─── Data excerpts ───
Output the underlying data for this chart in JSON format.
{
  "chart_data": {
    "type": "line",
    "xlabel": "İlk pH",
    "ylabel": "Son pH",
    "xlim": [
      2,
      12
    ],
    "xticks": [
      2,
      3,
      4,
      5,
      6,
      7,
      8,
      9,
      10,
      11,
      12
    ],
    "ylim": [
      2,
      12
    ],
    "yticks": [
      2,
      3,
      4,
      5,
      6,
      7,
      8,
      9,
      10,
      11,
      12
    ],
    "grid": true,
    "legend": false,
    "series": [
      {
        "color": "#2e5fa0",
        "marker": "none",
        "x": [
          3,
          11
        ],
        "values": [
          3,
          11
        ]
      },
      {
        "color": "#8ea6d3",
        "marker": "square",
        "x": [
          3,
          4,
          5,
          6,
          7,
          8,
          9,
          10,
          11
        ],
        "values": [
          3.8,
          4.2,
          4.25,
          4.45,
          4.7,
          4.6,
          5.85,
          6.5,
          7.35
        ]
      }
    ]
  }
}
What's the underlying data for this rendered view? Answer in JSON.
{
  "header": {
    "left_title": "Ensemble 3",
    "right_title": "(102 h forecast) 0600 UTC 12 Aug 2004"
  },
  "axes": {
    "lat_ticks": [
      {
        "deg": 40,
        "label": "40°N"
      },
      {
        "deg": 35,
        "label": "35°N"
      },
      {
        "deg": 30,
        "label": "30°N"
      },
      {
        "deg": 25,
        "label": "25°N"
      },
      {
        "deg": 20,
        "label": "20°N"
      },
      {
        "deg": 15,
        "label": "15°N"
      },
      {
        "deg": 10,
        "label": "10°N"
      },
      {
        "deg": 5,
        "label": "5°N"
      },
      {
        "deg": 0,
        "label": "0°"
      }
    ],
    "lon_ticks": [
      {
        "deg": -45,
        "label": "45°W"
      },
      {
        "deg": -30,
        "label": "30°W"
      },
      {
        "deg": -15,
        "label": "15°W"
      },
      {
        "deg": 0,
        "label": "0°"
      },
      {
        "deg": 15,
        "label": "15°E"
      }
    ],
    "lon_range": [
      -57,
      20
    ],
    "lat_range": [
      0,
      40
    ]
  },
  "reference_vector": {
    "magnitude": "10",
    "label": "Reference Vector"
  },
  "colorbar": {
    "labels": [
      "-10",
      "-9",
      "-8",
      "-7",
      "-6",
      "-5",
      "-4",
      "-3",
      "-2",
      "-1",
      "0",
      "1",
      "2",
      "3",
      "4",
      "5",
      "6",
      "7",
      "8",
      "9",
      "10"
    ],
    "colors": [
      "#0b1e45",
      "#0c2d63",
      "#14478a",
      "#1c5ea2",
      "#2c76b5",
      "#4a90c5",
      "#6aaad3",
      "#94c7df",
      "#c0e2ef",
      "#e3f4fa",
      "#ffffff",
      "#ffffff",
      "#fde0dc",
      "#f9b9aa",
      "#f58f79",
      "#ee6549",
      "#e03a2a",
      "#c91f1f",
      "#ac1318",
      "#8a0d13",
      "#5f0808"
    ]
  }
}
───
Requirement:
Only the number is needed: state how many lines in the listing contain "JSON".

The answer:
2